>> BEGIN PROVIDED DATA

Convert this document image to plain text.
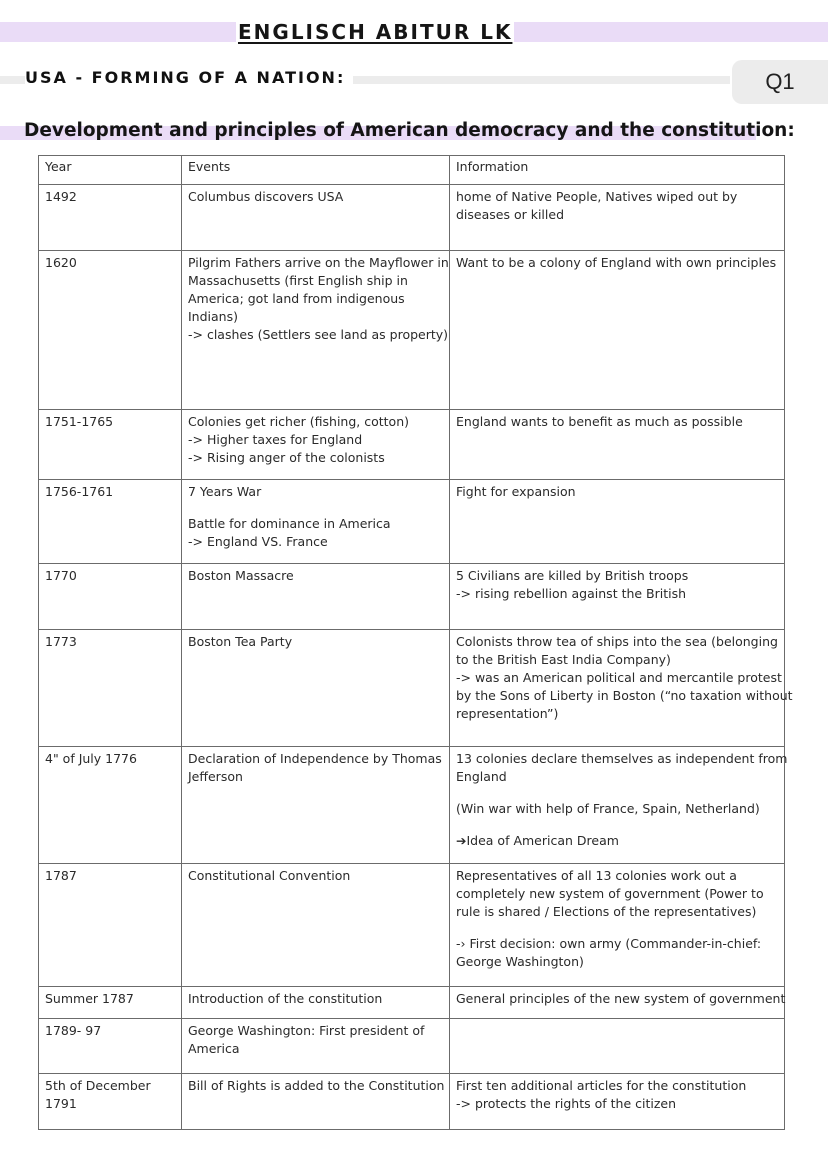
ENGLISCH ABITUR LK
USA - FORMING OF A NATION:	Q1
Development and principles of American democracy and the constitution:
Year	Events	Information

1492	Columbus discovers USA	home of Native People, Natives wiped out by
diseases or killed

1620	Pilgrim Fathers arrive on the Mayflower in
Massachusetts (first English ship in
America; got land from indigenous
Indians)
-> clashes (Settlers see land as property)	Want to be a colony of England with own principles

1751-1765	Colonies get richer (fishing, cotton)
-> Higher taxes for England
-> Rising anger of the colonists	England wants to benefit as much as possible

1756-1761	7 Years War
Battle for dominance in America
-> England VS. France	Fight for expansion

1770	Boston Massacre	5 Civilians are killed by British troops
-> rising rebellion against the British

1773	Boston Tea Party	Colonists throw tea of ships into the sea (belonging
to the British East India Company)
-> was an American political and mercantile protest
by the Sons of Liberty in Boston (“no taxation without
representation”)

4" of July 1776	Declaration of Independence by Thomas
Jefferson	13 colonies declare themselves as independent from
England
(Win war with help of France, Spain, Netherland)
➔Idea of American Dream

1787	Constitutional Convention	Representatives of all 13 colonies work out a
completely new system of government (Power to
rule is shared / Elections of the representatives)
-› First decision: own army (Commander-in-chief:
George Washington)

Summer 1787	Introduction of the constitution	General principles of the new system of government

1789- 97	George Washington: First president of
America	

5th of December
1791	Bill of Rights is added to the Constitution	First ten additional articles for the constitution
-> protects the rights of the citizen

>> END PROVIDED DATA

### OBJECTIVE:
Identify the lines that contain the string "England", and copy every one of them.

### FINAL RESULT:
-> clashes (Settlers see land as property)	Want to be a colony of England with own principles
-> Higher taxes for England
-> Rising anger of the colonists	England wants to benefit as much as possible
-> England VS. France	Fight for expansion
England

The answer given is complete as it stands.